> **EXERCISE DESCRIPTION**: Extract each line from the entries below that has the string "tools" in it.

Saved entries
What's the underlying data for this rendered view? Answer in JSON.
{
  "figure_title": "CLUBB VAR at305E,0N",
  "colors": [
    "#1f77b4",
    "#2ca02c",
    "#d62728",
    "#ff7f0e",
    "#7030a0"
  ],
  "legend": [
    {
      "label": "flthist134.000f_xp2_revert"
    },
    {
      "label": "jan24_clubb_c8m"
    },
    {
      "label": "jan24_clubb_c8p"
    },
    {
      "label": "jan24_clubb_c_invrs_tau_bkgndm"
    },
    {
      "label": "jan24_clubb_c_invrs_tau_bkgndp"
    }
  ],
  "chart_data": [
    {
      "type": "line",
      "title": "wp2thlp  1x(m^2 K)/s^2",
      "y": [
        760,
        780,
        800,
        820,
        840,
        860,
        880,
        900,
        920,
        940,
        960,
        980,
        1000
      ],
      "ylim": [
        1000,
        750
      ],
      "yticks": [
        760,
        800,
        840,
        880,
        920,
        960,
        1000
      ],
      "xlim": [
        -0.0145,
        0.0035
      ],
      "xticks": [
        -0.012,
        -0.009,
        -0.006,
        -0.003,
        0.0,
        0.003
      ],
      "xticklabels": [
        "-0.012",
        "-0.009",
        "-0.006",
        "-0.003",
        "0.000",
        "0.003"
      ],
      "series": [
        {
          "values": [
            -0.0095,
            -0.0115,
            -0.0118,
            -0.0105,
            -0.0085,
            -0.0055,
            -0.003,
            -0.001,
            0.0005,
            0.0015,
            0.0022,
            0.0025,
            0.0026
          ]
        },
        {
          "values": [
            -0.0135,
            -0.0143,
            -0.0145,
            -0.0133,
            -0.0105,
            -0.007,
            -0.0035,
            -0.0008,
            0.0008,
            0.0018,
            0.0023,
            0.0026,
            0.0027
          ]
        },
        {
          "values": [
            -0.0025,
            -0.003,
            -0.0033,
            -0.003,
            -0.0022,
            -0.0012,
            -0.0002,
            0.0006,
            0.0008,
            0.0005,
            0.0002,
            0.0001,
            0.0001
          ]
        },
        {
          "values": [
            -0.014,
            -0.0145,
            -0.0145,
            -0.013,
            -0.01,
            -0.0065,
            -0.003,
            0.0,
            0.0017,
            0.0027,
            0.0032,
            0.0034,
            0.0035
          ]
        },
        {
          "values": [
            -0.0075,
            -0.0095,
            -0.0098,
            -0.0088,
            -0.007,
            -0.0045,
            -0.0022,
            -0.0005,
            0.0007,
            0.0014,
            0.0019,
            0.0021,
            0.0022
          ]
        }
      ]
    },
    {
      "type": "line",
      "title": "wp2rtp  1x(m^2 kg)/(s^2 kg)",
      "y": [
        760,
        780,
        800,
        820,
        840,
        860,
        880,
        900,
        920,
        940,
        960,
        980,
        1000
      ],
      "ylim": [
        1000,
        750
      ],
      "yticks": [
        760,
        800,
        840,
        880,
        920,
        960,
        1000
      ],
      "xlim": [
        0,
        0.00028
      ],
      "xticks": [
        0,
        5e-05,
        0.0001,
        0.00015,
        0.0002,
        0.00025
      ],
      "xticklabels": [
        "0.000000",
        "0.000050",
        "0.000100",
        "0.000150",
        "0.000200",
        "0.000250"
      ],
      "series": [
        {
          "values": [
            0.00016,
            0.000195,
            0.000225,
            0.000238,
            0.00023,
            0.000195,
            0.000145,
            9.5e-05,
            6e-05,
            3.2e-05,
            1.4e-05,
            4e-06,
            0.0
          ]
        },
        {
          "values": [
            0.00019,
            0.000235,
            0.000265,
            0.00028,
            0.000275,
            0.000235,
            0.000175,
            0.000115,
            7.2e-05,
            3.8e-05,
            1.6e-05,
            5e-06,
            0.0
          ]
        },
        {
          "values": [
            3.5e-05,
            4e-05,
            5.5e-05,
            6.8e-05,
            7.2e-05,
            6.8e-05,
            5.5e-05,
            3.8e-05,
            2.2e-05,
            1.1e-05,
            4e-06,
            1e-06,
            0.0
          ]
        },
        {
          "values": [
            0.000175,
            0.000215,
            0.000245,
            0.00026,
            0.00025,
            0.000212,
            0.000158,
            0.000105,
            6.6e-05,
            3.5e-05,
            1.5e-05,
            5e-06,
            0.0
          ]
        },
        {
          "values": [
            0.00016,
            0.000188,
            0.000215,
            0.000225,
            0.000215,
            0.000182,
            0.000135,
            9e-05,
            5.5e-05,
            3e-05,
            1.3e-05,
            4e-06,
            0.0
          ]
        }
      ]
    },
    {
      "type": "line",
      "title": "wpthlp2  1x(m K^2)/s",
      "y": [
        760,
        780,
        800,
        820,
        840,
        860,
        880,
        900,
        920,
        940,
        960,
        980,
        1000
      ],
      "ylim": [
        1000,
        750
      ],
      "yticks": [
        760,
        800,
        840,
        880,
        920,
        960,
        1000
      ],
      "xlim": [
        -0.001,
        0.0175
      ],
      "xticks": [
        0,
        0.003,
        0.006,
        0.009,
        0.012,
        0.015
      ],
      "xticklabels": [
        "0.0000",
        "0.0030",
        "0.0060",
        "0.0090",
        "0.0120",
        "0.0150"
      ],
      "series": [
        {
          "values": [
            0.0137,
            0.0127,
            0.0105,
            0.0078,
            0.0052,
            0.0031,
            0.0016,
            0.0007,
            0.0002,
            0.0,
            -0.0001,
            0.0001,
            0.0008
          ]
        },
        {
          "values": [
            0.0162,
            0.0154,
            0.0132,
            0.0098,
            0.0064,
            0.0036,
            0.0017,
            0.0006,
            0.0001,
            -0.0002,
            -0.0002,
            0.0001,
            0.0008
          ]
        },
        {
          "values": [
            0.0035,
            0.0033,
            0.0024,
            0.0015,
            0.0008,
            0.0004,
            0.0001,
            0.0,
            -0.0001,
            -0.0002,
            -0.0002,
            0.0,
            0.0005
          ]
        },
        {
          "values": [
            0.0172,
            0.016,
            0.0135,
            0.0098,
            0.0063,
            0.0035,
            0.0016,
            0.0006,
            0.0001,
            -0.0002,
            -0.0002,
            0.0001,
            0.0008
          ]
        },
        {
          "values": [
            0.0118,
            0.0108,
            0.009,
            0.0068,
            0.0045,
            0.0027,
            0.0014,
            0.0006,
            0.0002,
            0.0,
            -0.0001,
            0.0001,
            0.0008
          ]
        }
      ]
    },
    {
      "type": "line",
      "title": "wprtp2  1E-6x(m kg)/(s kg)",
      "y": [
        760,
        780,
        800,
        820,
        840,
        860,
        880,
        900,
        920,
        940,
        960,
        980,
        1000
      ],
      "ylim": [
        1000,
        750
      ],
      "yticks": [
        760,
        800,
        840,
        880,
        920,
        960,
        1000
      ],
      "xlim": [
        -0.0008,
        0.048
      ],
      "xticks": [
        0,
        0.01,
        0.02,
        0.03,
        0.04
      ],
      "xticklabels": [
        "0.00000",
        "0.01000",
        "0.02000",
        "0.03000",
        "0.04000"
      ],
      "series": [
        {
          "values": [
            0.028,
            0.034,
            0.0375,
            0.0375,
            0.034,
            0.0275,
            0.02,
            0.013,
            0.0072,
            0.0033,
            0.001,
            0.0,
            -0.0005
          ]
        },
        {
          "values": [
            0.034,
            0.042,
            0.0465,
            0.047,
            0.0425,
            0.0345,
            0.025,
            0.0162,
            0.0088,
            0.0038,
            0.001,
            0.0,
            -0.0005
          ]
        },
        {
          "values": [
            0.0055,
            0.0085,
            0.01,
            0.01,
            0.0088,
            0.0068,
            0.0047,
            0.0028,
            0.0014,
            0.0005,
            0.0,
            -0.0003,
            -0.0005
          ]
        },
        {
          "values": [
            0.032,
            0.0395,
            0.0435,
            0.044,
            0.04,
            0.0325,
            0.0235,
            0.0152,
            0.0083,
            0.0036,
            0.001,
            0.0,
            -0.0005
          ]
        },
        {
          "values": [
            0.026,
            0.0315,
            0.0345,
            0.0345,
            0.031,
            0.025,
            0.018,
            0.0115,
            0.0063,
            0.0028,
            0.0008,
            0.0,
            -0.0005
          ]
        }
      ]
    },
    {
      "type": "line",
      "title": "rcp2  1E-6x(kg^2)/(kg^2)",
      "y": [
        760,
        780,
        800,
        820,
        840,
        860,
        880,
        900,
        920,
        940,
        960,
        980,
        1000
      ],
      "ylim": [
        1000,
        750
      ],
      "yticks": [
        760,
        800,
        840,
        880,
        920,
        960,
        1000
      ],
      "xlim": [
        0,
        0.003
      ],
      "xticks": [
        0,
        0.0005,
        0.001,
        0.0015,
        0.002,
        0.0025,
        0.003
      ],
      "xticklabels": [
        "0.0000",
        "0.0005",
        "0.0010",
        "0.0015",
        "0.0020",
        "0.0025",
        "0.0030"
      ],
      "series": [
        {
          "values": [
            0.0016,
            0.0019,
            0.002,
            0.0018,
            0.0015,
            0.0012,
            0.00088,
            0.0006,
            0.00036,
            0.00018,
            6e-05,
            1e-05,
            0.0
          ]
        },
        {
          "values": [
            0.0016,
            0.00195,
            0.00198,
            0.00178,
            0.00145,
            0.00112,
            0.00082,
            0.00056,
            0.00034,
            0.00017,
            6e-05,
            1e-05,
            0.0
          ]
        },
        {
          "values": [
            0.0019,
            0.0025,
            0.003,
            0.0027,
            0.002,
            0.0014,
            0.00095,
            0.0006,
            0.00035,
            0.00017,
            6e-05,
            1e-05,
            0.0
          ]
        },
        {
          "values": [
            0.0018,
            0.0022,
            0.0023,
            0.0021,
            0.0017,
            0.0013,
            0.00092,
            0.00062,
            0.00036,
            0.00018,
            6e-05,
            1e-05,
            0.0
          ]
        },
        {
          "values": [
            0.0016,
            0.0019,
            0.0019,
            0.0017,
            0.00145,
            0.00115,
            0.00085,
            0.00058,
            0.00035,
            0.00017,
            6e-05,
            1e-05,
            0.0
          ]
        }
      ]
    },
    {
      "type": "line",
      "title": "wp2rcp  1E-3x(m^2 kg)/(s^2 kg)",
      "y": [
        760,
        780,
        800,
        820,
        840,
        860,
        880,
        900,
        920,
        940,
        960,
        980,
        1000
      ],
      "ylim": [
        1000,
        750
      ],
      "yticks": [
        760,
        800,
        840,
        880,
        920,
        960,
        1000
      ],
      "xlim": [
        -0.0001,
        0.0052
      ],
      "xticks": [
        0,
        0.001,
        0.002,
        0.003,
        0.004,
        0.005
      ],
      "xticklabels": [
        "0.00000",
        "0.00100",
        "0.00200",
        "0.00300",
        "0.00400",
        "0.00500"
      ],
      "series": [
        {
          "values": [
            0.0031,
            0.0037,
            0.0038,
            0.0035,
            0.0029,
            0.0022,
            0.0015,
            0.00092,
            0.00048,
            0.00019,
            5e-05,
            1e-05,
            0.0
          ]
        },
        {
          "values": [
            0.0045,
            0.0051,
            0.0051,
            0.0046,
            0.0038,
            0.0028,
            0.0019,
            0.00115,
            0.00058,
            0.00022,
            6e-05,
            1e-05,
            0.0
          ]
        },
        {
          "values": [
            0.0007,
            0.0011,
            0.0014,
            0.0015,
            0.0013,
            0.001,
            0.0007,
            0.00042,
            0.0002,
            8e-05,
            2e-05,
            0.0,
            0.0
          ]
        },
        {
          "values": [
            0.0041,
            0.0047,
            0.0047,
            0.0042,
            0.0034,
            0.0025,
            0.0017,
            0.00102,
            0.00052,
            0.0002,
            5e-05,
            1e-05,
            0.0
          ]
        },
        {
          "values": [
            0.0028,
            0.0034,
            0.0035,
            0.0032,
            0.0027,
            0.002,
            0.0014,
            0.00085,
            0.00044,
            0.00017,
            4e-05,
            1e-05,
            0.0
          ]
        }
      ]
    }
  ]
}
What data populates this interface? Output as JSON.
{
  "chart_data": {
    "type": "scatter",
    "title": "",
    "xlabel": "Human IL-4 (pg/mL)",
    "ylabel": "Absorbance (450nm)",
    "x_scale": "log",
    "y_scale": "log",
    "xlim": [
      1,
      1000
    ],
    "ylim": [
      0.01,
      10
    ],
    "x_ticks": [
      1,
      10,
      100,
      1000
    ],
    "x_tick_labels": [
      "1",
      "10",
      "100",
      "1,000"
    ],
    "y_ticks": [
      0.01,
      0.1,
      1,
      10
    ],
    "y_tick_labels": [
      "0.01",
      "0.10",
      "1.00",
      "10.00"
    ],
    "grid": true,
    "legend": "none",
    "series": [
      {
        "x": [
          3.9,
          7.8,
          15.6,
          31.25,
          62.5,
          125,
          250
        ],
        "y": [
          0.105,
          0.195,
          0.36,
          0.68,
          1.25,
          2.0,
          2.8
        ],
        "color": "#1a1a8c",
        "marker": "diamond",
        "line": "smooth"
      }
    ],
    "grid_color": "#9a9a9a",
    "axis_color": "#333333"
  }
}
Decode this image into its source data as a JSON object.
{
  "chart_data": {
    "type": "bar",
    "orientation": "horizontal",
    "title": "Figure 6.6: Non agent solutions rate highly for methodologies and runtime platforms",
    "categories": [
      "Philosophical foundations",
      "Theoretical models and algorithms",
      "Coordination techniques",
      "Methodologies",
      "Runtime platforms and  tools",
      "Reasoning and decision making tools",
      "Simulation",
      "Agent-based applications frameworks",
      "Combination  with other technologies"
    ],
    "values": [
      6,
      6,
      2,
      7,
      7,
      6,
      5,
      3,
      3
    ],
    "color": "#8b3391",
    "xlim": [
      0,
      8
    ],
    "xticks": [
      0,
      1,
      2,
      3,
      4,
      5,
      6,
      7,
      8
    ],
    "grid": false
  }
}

> **COMPLETE OUTPUT**:
      "Runtime platforms and  tools",
      "Reasoning and decision making tools",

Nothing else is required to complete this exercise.